§ **CONSIGNE**
Renvoyez sans rien modifier le passage du texte sur les tentatives d'agressions sexuelles à Lennoxville qui commence aux mots « Tout a commencé » et s'arrête après les mots « avec un courriel. ».

§ **TEXTE SOURCE**

====================

Tentatives d'agressions sexuelles à Lennoxville

« Ne vous promenez pas seules le soir, ne laissez pas vos amies se promener seules et signalez aux agents de sécurité les comportements suspects que vous pourriez observer. » Voici, en résumé, les recommandations contenues dans un courriel envoyé il y a quelques jours aux étudiants de l’Université Bishop’s, les mettant en garde après que des tentatives d’agressions sexuelles soient survenues dans les rues de Lennoxville.

Tout a commencé alors que des rumeurs selon lesquelles deux étudiantes se seraient fait agresser tard un soir dans les rues de Lennoxville se sont mises à circuler. Quand l’affaire est parvenue aux oreilles du principal de l’Université Bishop’s Michael Goldbloom, il a préféré ne pas prendre de chance même s’il s’agissait d’informations non confirmées, et a décidé de mettre en garde la communauté étudiante avec un courriel.

====================

§ **DONNÉES FOURNIES**

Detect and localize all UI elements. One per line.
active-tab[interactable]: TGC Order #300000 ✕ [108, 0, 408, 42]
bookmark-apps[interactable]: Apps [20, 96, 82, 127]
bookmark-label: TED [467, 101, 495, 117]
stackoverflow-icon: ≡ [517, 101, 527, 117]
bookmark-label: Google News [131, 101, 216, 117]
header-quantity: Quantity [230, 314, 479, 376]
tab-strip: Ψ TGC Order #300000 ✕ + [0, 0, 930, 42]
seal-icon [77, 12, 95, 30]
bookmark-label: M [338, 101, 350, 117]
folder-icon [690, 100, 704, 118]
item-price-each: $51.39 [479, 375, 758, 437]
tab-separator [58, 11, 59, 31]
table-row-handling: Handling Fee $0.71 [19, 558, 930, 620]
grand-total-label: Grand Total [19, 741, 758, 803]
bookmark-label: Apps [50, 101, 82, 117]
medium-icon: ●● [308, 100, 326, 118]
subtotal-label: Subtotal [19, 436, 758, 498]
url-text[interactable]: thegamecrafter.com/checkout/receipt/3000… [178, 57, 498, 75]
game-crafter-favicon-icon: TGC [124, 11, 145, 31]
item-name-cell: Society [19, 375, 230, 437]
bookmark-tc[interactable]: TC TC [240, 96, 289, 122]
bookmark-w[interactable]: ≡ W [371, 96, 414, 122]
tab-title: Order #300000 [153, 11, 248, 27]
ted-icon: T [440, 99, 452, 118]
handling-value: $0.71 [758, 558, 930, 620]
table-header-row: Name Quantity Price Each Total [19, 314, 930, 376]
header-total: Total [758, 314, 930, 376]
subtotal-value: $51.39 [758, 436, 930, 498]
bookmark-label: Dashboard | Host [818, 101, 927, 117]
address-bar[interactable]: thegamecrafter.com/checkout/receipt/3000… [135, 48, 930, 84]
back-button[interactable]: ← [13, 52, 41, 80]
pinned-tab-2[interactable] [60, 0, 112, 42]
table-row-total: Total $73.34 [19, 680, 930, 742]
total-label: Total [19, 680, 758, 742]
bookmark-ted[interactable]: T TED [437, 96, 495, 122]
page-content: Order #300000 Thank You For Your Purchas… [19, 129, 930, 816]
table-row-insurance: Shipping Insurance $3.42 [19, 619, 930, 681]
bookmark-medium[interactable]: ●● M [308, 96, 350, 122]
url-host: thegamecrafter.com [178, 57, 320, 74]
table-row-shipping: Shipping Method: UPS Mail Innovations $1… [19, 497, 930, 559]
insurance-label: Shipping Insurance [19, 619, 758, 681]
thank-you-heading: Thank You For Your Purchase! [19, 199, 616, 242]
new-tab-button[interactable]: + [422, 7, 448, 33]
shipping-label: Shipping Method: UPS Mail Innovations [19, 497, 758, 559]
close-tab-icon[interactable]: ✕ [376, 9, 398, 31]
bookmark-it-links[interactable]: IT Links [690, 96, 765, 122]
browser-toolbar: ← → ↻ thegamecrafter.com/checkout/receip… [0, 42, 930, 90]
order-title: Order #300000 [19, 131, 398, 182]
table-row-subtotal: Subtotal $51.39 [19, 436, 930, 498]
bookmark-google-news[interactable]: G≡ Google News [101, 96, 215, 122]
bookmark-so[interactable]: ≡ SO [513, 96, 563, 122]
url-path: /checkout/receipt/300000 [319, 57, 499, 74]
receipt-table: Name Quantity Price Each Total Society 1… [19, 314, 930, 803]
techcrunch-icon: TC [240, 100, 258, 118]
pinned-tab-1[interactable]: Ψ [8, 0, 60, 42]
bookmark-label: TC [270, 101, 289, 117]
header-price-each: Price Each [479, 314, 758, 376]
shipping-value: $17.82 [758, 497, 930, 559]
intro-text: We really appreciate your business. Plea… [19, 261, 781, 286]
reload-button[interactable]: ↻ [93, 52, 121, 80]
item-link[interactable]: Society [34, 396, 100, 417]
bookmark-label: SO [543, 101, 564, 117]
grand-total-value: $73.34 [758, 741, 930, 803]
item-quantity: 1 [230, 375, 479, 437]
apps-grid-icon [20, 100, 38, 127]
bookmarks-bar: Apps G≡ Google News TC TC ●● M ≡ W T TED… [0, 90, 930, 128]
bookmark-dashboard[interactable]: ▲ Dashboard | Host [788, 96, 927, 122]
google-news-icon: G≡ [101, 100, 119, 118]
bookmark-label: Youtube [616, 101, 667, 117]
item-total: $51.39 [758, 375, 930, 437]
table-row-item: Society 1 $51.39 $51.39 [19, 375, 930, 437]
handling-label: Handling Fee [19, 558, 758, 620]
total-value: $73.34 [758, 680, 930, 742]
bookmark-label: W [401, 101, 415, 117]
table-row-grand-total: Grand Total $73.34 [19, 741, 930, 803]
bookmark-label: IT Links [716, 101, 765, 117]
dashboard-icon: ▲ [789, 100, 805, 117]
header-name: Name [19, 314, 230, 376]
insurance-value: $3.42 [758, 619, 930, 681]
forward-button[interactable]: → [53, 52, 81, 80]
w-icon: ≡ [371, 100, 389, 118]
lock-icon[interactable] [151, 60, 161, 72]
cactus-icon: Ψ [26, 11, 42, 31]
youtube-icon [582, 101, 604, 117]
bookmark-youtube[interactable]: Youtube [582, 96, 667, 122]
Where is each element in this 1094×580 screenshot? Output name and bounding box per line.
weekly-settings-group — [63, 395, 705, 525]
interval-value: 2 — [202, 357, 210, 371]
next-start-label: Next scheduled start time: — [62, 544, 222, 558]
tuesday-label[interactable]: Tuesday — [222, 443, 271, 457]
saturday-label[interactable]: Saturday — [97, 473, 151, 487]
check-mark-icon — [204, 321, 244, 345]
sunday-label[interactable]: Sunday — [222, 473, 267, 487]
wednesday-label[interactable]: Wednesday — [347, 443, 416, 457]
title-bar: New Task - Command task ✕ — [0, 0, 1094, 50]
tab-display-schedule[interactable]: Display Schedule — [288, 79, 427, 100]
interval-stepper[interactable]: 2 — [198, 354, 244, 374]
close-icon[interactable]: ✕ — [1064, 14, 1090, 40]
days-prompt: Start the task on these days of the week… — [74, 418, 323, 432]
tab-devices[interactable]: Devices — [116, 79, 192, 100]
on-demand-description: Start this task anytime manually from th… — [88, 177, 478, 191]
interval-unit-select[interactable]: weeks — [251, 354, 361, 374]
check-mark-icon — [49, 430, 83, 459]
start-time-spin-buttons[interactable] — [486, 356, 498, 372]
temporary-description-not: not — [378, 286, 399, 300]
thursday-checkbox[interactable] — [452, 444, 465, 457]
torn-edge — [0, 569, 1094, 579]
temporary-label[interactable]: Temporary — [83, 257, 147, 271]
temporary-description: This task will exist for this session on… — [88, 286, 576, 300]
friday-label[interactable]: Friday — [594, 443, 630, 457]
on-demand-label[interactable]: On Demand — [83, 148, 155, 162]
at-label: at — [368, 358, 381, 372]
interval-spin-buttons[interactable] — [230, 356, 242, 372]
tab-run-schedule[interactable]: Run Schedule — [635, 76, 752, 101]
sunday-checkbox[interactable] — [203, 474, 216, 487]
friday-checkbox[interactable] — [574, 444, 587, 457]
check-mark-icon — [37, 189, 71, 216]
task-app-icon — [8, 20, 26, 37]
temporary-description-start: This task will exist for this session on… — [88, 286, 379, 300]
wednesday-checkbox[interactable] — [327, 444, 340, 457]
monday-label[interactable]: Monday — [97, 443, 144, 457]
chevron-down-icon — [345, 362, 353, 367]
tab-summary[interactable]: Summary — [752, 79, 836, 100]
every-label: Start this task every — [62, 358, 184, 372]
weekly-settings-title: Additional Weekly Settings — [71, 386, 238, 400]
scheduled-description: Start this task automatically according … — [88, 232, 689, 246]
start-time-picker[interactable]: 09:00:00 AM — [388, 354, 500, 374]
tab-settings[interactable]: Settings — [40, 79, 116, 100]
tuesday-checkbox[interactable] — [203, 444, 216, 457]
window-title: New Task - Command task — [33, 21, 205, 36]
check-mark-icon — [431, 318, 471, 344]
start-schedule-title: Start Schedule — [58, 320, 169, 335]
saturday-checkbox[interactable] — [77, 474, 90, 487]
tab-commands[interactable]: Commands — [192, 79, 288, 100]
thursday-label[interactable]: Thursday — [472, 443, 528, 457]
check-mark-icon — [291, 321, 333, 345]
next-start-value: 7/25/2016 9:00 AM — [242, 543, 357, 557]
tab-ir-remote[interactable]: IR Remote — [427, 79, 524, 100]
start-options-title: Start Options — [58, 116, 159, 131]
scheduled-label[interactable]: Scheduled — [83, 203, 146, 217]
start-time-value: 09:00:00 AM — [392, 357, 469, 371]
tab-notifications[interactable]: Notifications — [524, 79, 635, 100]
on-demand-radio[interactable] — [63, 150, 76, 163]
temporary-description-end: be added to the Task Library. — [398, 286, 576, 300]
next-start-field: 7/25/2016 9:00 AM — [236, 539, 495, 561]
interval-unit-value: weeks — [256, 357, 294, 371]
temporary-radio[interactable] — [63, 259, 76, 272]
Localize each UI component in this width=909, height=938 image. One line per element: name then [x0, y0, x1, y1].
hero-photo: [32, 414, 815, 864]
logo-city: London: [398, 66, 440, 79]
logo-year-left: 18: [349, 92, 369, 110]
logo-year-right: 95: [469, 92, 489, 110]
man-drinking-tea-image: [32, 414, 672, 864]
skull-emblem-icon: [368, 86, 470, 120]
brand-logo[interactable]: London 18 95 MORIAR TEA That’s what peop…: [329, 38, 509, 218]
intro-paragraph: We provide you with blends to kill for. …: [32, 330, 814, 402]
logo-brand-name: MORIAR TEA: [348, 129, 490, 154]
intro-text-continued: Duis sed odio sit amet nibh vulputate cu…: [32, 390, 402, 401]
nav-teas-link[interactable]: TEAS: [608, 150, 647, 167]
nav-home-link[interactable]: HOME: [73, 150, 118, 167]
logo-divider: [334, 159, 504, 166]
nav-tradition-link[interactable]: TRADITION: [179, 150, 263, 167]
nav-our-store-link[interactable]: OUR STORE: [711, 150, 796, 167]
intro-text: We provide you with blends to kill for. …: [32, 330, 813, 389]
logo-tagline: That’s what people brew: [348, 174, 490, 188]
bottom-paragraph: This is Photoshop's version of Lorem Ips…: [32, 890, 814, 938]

====================

§ **VOTRE RÉPONSE**
Tout a commencé alors que des rumeurs selon lesquelles deux étudiantes se seraient fait agresser tard un soir dans les rues de Lennoxville se sont mises à circuler. Quand l’affaire est parvenue aux oreilles du principal de l’Université Bishop’s Michael Goldbloom, il a préféré ne pas prendre de chance même s’il s’agissait d’informations non confirmées, et a décidé de mettre en garde la communauté étudiante avec un courriel.